# Short task
Only a number is wanted: the count of lines in this listing that contain "risk".

[BEGIN Given records]

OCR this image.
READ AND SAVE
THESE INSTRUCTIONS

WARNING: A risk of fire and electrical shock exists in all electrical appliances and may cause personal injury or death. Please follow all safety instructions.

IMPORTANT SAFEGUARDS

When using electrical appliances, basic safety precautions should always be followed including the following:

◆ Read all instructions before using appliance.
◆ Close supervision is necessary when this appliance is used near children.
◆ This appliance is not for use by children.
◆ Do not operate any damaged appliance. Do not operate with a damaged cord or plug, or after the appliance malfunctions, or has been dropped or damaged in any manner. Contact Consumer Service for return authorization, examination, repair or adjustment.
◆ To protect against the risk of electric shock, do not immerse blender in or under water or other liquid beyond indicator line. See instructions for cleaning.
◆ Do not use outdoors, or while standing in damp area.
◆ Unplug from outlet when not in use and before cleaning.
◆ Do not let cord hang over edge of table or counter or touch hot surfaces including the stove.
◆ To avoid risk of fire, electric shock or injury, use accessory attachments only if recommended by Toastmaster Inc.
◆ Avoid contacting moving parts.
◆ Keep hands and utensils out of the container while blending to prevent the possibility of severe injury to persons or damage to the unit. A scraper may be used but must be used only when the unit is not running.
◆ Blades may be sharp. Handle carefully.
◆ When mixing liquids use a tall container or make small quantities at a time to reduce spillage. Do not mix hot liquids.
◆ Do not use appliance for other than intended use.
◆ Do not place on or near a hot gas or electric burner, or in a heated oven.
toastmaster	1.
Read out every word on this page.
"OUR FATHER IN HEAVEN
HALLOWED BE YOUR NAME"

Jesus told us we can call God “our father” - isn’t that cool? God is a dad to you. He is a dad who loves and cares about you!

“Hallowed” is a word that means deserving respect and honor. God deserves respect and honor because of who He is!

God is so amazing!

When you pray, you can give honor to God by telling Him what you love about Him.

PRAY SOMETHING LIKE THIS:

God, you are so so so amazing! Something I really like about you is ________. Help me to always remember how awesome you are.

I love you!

[END Given records]

# Task solution
3